**WHAT YOU WILL DO**: Your task is to repeat the entries exactly. Leave the pictures out.

**DATA IN THIS EXERCISE**:
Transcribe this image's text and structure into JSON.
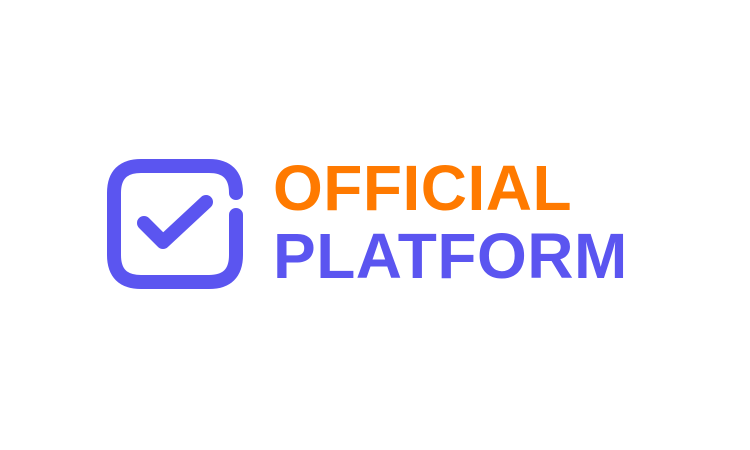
{
  "logo": {
    "mark_icon": "rounded-checkbox-check-icon",
    "wordmark": {
      "line1": "OFFICIAL",
      "line2": "PLATFORM"
    },
    "colors": {
      "primary": "#5b55f0",
      "accent": "#ff7a00",
      "background": "#ffffff"
    }
  }
}
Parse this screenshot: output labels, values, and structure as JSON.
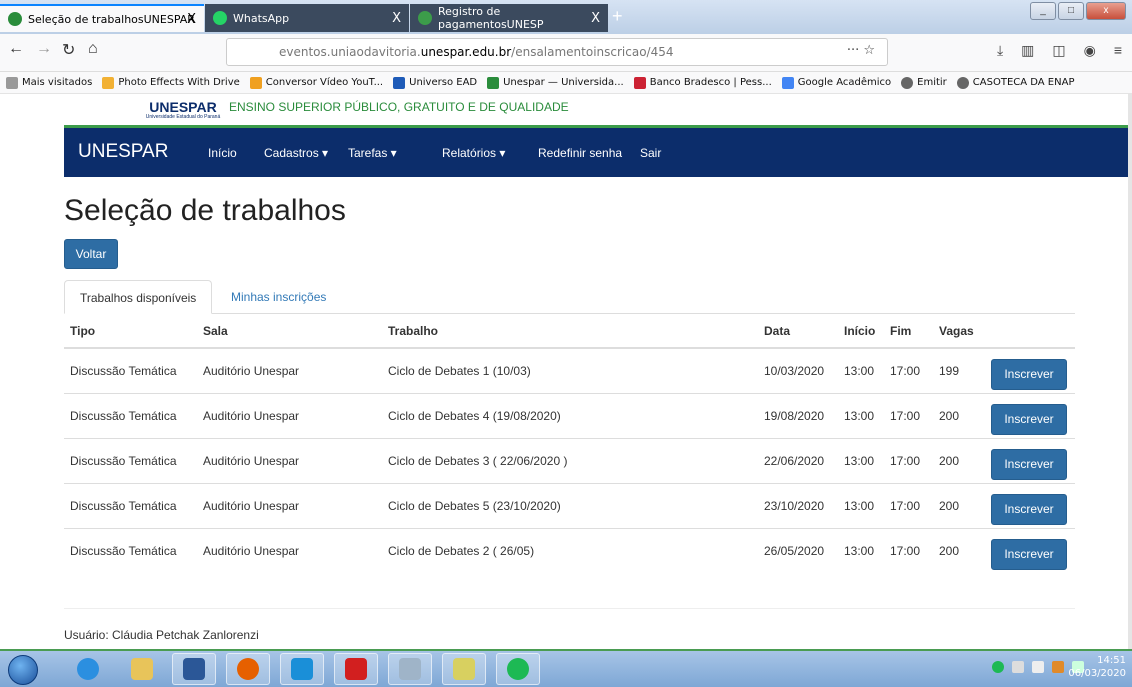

**THE SOLUTION**:
Transcribe this image's text and structure into JSON.
{
  "logo": {
    "mark_icon": "rounded-checkbox-check-icon",
    "wordmark": {
      "line1": "OFFICIAL",
      "line2": "PLATFORM"
    },
    "colors": {
      "primary": "#5b55f0",
      "accent": "#ff7a00",
      "background": "#ffffff"
    }
  }
}
Parse this screenshot: output labels, values, and structure as JSON.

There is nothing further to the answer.